» **TASK DESCRIPTION**
Set down the material below word for word, excluding the pictures.

[Records contained in a dataset]
_ _ _ _ _

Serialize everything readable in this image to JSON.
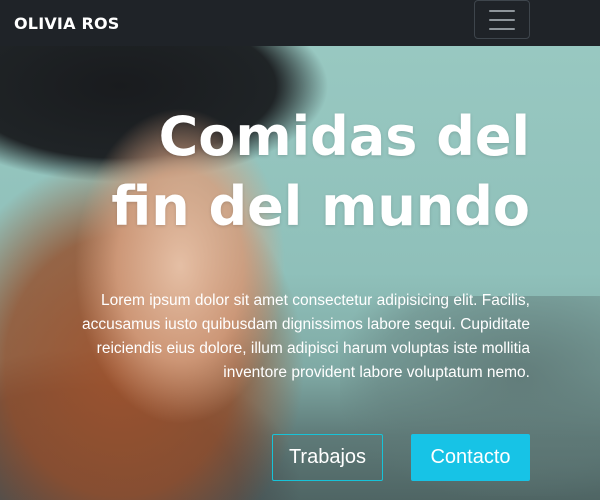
{
  "navbar": {
    "brand": "OLIVIA ROS",
    "menu_icon": "hamburger-menu-icon"
  },
  "hero": {
    "title": "Comidas del fin del mundo",
    "lead": "Lorem ipsum dolor sit amet consectetur adipisicing elit. Facilis, accusamus iusto quibusdam dignissimos labore sequi. Cupiditate reiciendis eius dolore, illum adipisci harum voluptas iste mollitia inventore provident labore voluptatum nemo.",
    "buttons": {
      "secondary": "Trabajos",
      "primary": "Contacto"
    }
  },
  "colors": {
    "navbar_bg": "#1f2328",
    "accent": "#17c3e6",
    "text": "#ffffff"
  }
}
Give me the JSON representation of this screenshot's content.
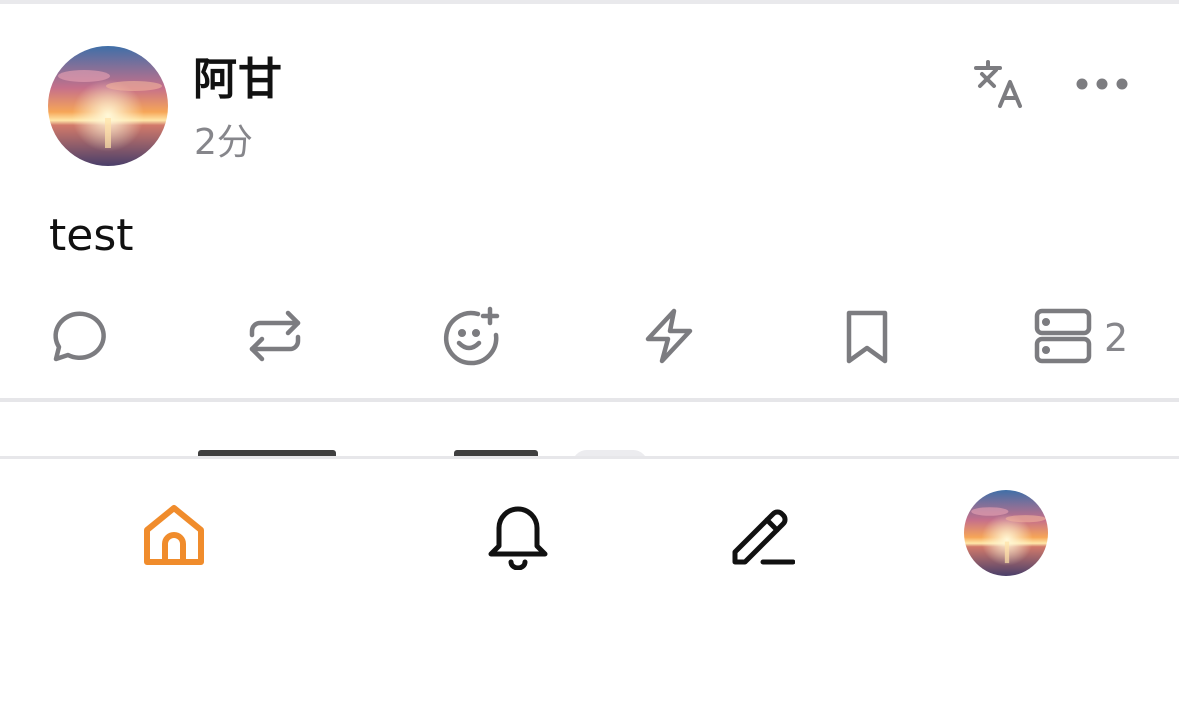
{
  "post": {
    "author_name": "阿甘",
    "time": "2分",
    "body": "test",
    "actions": {
      "server_count": "2"
    },
    "icons": {
      "translate": "translate-icon",
      "more": "more-horizontal-icon",
      "reply": "reply-bubble-icon",
      "repost": "repost-icon",
      "react": "add-reaction-icon",
      "boost": "lightning-icon",
      "bookmark": "bookmark-icon",
      "server": "server-icon"
    }
  },
  "nav": {
    "items": [
      "home-icon",
      "bell-icon",
      "pencil-icon",
      "avatar"
    ],
    "active": "home",
    "active_color": "#f08c2c"
  },
  "colors": {
    "icon_gray": "#7c7c80",
    "text": "#111111",
    "muted": "#86868b"
  }
}
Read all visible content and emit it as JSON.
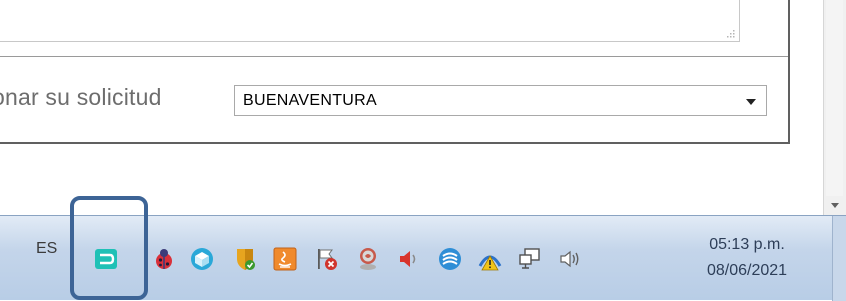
{
  "form": {
    "label_partial": "onar su solicitud",
    "select_value": "BUENAVENTURA"
  },
  "taskbar": {
    "language": "ES",
    "time": "05:13 p.m.",
    "date": "08/06/2021",
    "tray_icons": [
      "app-u-icon",
      "ladybug-icon",
      "cube-icon",
      "shield-check-icon",
      "java-icon",
      "action-center-flag-icon",
      "user-icon",
      "speaker-muted-icon",
      "wireless-icon",
      "network-warning-icon",
      "network-computer-icon",
      "volume-icon"
    ]
  },
  "colors": {
    "highlight": "#3d6496",
    "taskbar": "#c4d5ea",
    "app_u_icon": "#1fc1b6"
  }
}
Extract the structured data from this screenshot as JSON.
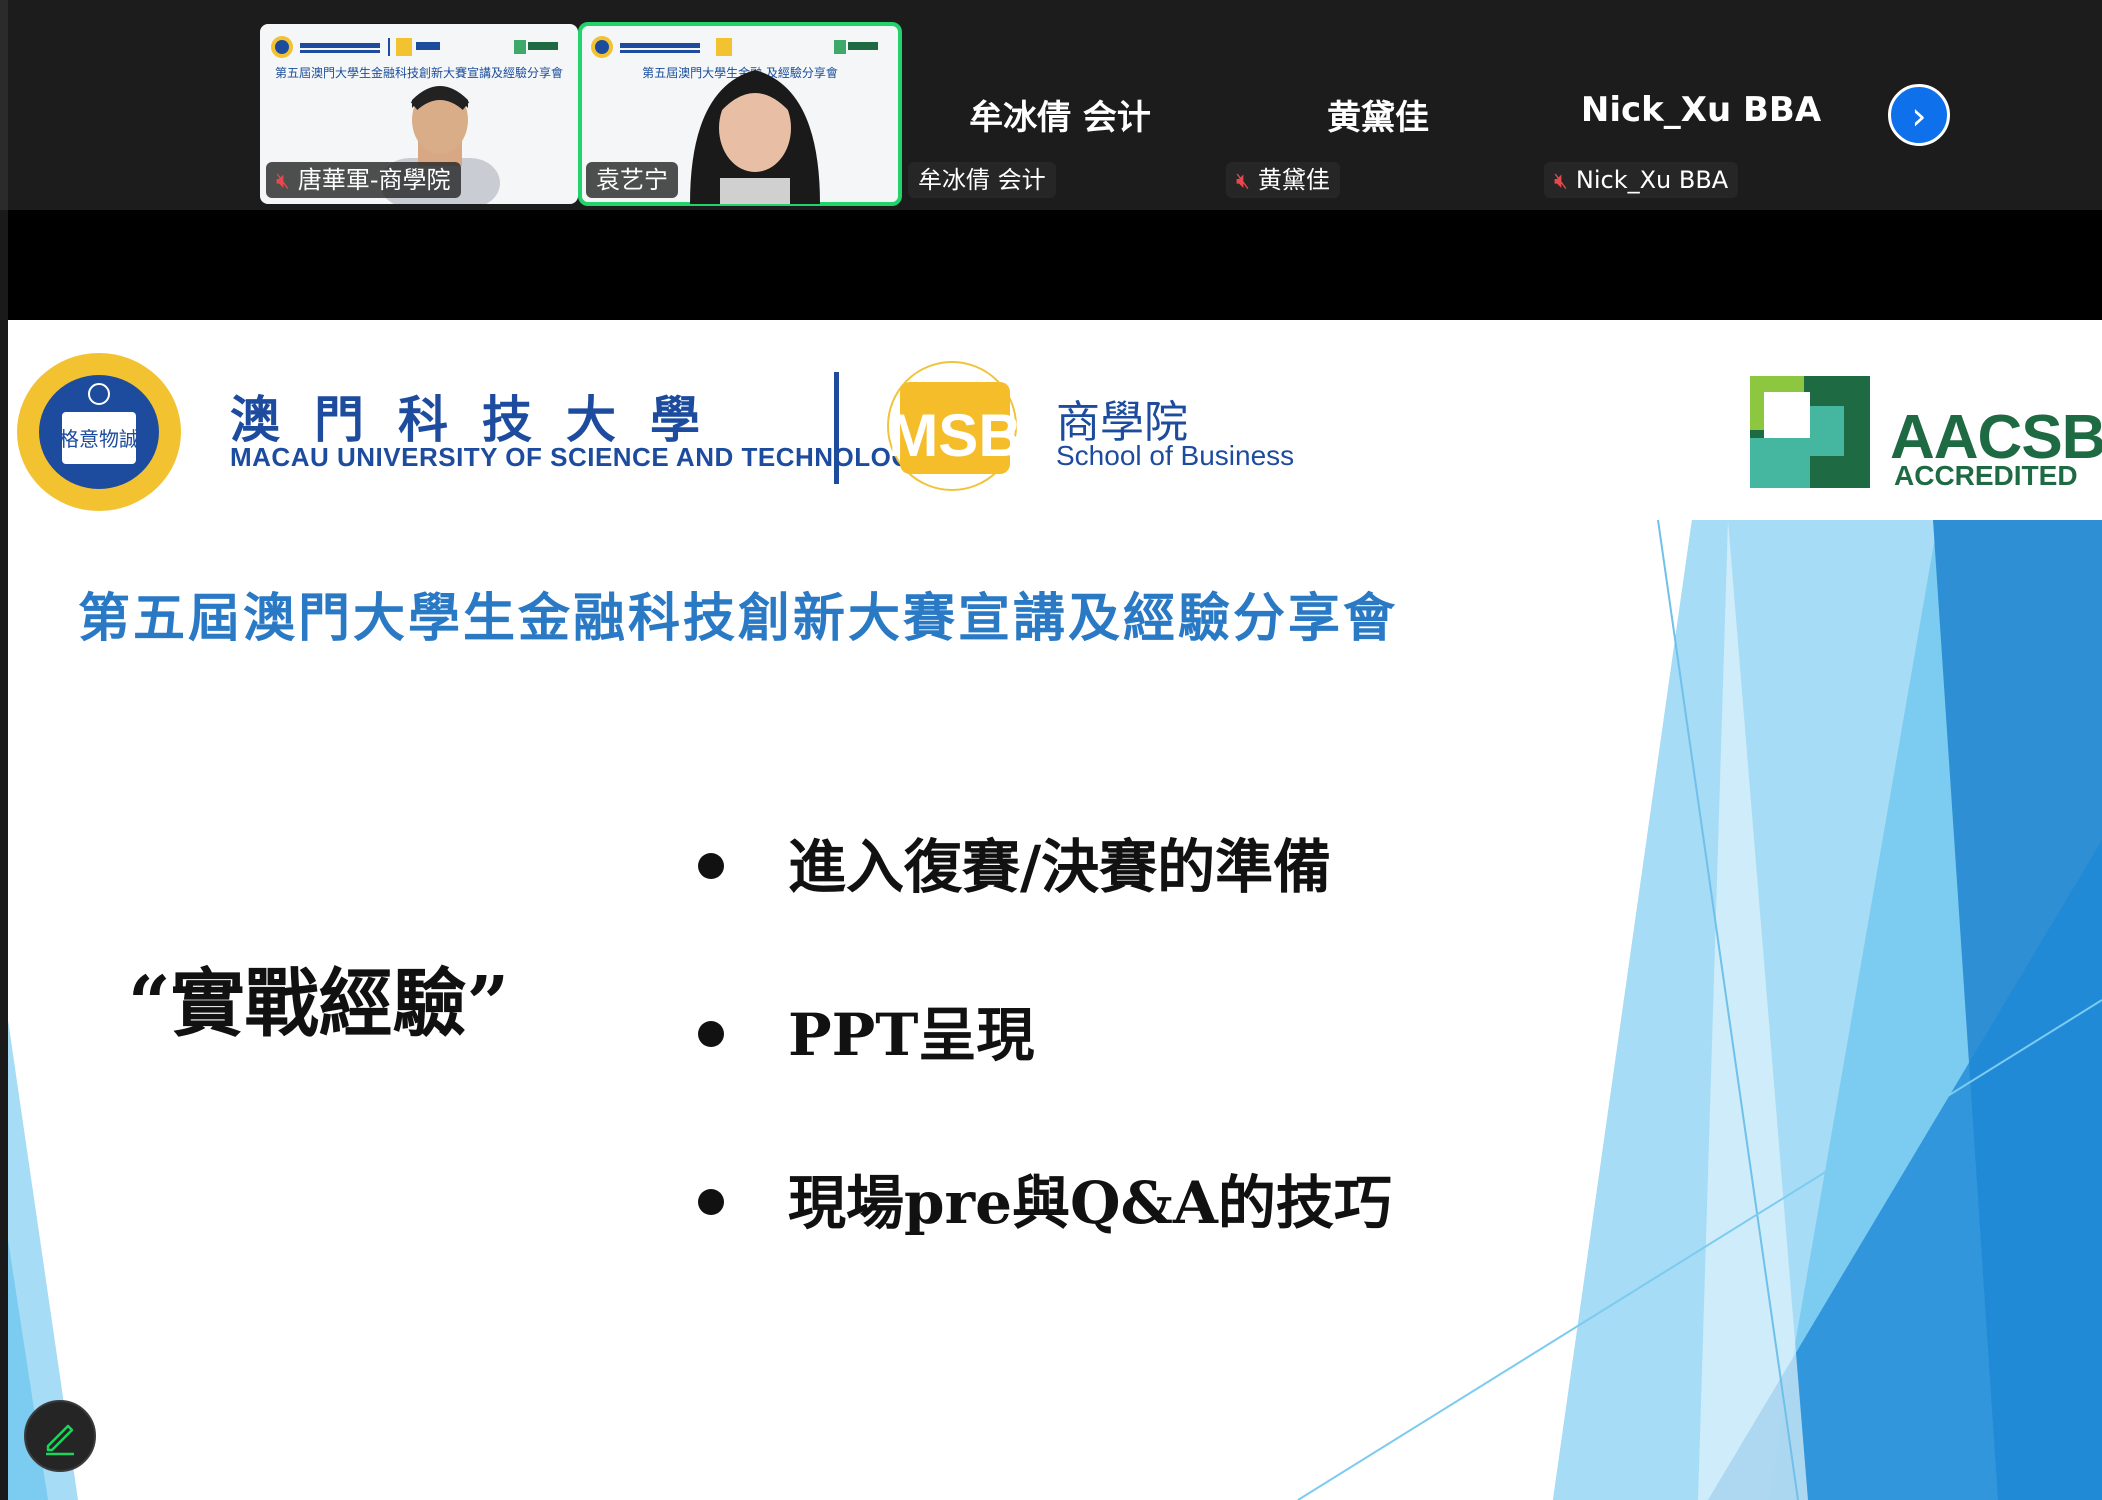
{
  "participants": [
    {
      "name": "唐華軍-商學院",
      "muted": true,
      "video": true,
      "slide_title_mini": "第五屆澳門大學生金融科技創新大賽宣講及經驗分享會"
    },
    {
      "name": "袁艺宁",
      "muted": false,
      "video": true,
      "active": true,
      "slide_title_mini": "第五屆澳門大學生金融    及經驗分享會"
    },
    {
      "name": "牟冰倩 会计",
      "big_name": "牟冰倩 会计",
      "muted": false,
      "video": false
    },
    {
      "name": "黄黛佳",
      "big_name": "黄黛佳",
      "muted": true,
      "video": false
    },
    {
      "name": "Nick_Xu BBA",
      "big_name": "Nick_Xu BBA",
      "muted": true,
      "video": false
    }
  ],
  "icons": {
    "next": "chevron-right-icon",
    "mute": "muted-mic-icon",
    "pen": "pencil-icon"
  },
  "slide": {
    "univ_cn": "澳門科技大學",
    "univ_en": "MACAU UNIVERSITY OF SCIENCE AND TECHNOLOGY",
    "seal_text": "格意物誠",
    "msb_logo": "MSB",
    "msb_cn": "商學院",
    "msb_en": "School of Business",
    "aacsb_main": "AACSB",
    "aacsb_sub": "ACCREDITED",
    "title": "第五屆澳門大學生金融科技創新大賽宣講及經驗分享會",
    "quote": "“實戰經驗”",
    "bullets": [
      "進入復賽/決賽的準備",
      "PPT呈現",
      "現場pre與Q&A的技巧"
    ]
  },
  "colors": {
    "accent_blue": "#1d4c9e",
    "title_blue": "#2a79c4",
    "active_border": "#22d36b",
    "zoom_blue": "#0e71eb",
    "aacsb_green": "#1e6a43"
  }
}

_ _ _ _ _

» **WRITTEN SOLUTION**
Serialize everything readable in this image to JSON.
{
  "navbar": {
    "brand": "OLIVIA ROS",
    "menu_icon": "hamburger-menu-icon"
  },
  "hero": {
    "title": "Comidas del fin del mundo",
    "lead": "Lorem ipsum dolor sit amet consectetur adipisicing elit. Facilis, accusamus iusto quibusdam dignissimos labore sequi. Cupiditate reiciendis eius dolore, illum adipisci harum voluptas iste mollitia inventore provident labore voluptatum nemo.",
    "buttons": {
      "secondary": "Trabajos",
      "primary": "Contacto"
    }
  },
  "colors": {
    "navbar_bg": "#1f2328",
    "accent": "#17c3e6",
    "text": "#ffffff"
  }
}
Give me the JSON representation of this screenshot's content.
{
  "post": {
    "author_name": "阿甘",
    "time": "2分",
    "body": "test",
    "actions": {
      "server_count": "2"
    },
    "icons": {
      "translate": "translate-icon",
      "more": "more-horizontal-icon",
      "reply": "reply-bubble-icon",
      "repost": "repost-icon",
      "react": "add-reaction-icon",
      "boost": "lightning-icon",
      "bookmark": "bookmark-icon",
      "server": "server-icon"
    }
  },
  "nav": {
    "items": [
      "home-icon",
      "bell-icon",
      "pencil-icon",
      "avatar"
    ],
    "active": "home",
    "active_color": "#f08c2c"
  },
  "colors": {
    "icon_gray": "#7c7c80",
    "text": "#111111",
    "muted": "#86868b"
  }
}
Read all visible content and emit it as JSON.
{
  "form": {
    "label_partial": "onar su solicitud",
    "select_value": "BUENAVENTURA"
  },
  "taskbar": {
    "language": "ES",
    "time": "05:13 p.m.",
    "date": "08/06/2021",
    "tray_icons": [
      "app-u-icon",
      "ladybug-icon",
      "cube-icon",
      "shield-check-icon",
      "java-icon",
      "action-center-flag-icon",
      "user-icon",
      "speaker-muted-icon",
      "wireless-icon",
      "network-warning-icon",
      "network-computer-icon",
      "volume-icon"
    ]
  },
  "colors": {
    "highlight": "#3d6496",
    "taskbar": "#c4d5ea",
    "app_u_icon": "#1fc1b6"
  }
}
Extract the structured data from this screenshot as JSON.
{
  "participants": [
    {
      "name": "唐華軍-商學院",
      "muted": true,
      "video": true,
      "slide_title_mini": "第五屆澳門大學生金融科技創新大賽宣講及經驗分享會"
    },
    {
      "name": "袁艺宁",
      "muted": false,
      "video": true,
      "active": true,
      "slide_title_mini": "第五屆澳門大學生金融    及經驗分享會"
    },
    {
      "name": "牟冰倩 会计",
      "big_name": "牟冰倩 会计",
      "muted": false,
      "video": false
    },
    {
      "name": "黄黛佳",
      "big_name": "黄黛佳",
      "muted": true,
      "video": false
    },
    {
      "name": "Nick_Xu BBA",
      "big_name": "Nick_Xu BBA",
      "muted": true,
      "video": false
    }
  ],
  "icons": {
    "next": "chevron-right-icon",
    "mute": "muted-mic-icon",
    "pen": "pencil-icon"
  },
  "slide": {
    "univ_cn": "澳門科技大學",
    "univ_en": "MACAU UNIVERSITY OF SCIENCE AND TECHNOLOGY",
    "seal_text": "格意物誠",
    "msb_logo": "MSB",
    "msb_cn": "商學院",
    "msb_en": "School of Business",
    "aacsb_main": "AACSB",
    "aacsb_sub": "ACCREDITED",
    "title": "第五屆澳門大學生金融科技創新大賽宣講及經驗分享會",
    "quote": "“實戰經驗”",
    "bullets": [
      "進入復賽/決賽的準備",
      "PPT呈現",
      "現場pre與Q&A的技巧"
    ]
  },
  "colors": {
    "accent_blue": "#1d4c9e",
    "title_blue": "#2a79c4",
    "active_border": "#22d36b",
    "zoom_blue": "#0e71eb",
    "aacsb_green": "#1e6a43"
  }
}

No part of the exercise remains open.